Part of a data file >>

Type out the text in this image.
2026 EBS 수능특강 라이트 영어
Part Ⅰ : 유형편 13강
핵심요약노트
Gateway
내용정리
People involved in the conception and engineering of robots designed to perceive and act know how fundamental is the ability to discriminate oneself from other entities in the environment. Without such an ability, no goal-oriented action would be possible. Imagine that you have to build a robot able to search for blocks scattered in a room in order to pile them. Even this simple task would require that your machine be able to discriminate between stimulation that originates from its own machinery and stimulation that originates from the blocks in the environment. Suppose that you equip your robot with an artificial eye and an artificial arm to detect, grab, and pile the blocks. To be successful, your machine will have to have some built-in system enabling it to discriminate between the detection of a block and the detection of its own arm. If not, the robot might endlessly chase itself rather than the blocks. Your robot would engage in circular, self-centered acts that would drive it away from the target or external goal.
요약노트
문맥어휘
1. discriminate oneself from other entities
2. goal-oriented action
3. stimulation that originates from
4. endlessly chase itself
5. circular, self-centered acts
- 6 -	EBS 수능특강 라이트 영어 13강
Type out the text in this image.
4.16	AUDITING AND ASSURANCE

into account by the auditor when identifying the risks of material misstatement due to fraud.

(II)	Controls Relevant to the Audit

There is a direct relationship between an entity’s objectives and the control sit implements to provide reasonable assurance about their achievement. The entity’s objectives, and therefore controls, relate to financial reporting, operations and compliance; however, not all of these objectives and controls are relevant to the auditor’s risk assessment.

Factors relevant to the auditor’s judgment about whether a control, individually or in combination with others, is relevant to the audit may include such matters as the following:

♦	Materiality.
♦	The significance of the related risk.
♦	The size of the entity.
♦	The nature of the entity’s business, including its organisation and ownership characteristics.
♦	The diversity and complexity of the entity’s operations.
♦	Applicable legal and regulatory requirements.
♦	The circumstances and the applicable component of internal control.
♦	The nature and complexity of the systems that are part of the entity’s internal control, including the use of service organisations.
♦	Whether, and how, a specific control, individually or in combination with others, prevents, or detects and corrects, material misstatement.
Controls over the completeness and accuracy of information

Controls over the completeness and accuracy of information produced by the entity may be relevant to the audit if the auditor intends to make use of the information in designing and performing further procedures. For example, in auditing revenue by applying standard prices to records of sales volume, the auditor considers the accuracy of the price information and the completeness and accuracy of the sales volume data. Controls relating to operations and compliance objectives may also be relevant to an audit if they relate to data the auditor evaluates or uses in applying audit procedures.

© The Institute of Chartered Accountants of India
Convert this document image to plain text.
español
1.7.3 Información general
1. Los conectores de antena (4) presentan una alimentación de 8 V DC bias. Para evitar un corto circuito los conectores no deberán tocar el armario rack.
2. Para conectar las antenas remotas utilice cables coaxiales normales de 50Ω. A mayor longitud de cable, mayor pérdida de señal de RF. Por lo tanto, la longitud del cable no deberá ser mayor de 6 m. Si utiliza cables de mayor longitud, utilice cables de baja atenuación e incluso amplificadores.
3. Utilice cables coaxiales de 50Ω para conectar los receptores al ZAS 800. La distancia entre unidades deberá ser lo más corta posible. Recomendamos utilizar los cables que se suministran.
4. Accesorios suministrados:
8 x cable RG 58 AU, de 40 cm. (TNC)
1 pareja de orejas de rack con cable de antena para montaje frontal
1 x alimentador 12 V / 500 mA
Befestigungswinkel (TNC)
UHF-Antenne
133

YOUR TASK >> Copy the data above in full, character for character.

WRITTEN SOLUTION >>
Type out the text in this image.
2026 EBS 수능특강 라이트 영어
Part Ⅰ : 유형편 13강
핵심요약노트
Gateway
내용정리
People involved in the conception and engineering of robots designed to perceive and act know how fundamental is the ability to discriminate oneself from other entities in the environment. Without such an ability, no goal-oriented action would be possible. Imagine that you have to build a robot able to search for blocks scattered in a room in order to pile them. Even this simple task would require that your machine be able to discriminate between stimulation that originates from its own machinery and stimulation that originates from the blocks in the environment. Suppose that you equip your robot with an artificial eye and an artificial arm to detect, grab, and pile the blocks. To be successful, your machine will have to have some built-in system enabling it to discriminate between the detection of a block and the detection of its own arm. If not, the robot might endlessly chase itself rather than the blocks. Your robot would engage in circular, self-centered acts that would drive it away from the target or external goal.
요약노트
문맥어휘
1. discriminate oneself from other entities
2. goal-oriented action
3. stimulation that originates from
4. endlessly chase itself
5. circular, self-centered acts
- 6 -	EBS 수능특강 라이트 영어 13강
Type out the text in this image.
4.16	AUDITING AND ASSURANCE

into account by the auditor when identifying the risks of material misstatement due to fraud.

(II)	Controls Relevant to the Audit

There is a direct relationship between an entity’s objectives and the control sit implements to provide reasonable assurance about their achievement. The entity’s objectives, and therefore controls, relate to financial reporting, operations and compliance; however, not all of these objectives and controls are relevant to the auditor’s risk assessment.

Factors relevant to the auditor’s judgment about whether a control, individually or in combination with others, is relevant to the audit may include such matters as the following:

♦	Materiality.
♦	The significance of the related risk.
♦	The size of the entity.
♦	The nature of the entity’s business, including its organisation and ownership characteristics.
♦	The diversity and complexity of the entity’s operations.
♦	Applicable legal and regulatory requirements.
♦	The circumstances and the applicable component of internal control.
♦	The nature and complexity of the systems that are part of the entity’s internal control, including the use of service organisations.
♦	Whether, and how, a specific control, individually or in combination with others, prevents, or detects and corrects, material misstatement.
Controls over the completeness and accuracy of information

Controls over the completeness and accuracy of information produced by the entity may be relevant to the audit if the auditor intends to make use of the information in designing and performing further procedures. For example, in auditing revenue by applying standard prices to records of sales volume, the auditor considers the accuracy of the price information and the completeness and accuracy of the sales volume data. Controls relating to operations and compliance objectives may also be relevant to an audit if they relate to data the auditor evaluates or uses in applying audit procedures.

© The Institute of Chartered Accountants of India
Convert this document image to plain text.
español
1.7.3 Información general
1. Los conectores de antena (4) presentan una alimentación de 8 V DC bias. Para evitar un corto circuito los conectores no deberán tocar el armario rack.
2. Para conectar las antenas remotas utilice cables coaxiales normales de 50Ω. A mayor longitud de cable, mayor pérdida de señal de RF. Por lo tanto, la longitud del cable no deberá ser mayor de 6 m. Si utiliza cables de mayor longitud, utilice cables de baja atenuación e incluso amplificadores.
3. Utilice cables coaxiales de 50Ω para conectar los receptores al ZAS 800. La distancia entre unidades deberá ser lo más corta posible. Recomendamos utilizar los cables que se suministran.
4. Accesorios suministrados:
8 x cable RG 58 AU, de 40 cm. (TNC)
1 pareja de orejas de rack con cable de antena para montaje frontal
1 x alimentador 12 V / 500 mA
Befestigungswinkel (TNC)
UHF-Antenne
133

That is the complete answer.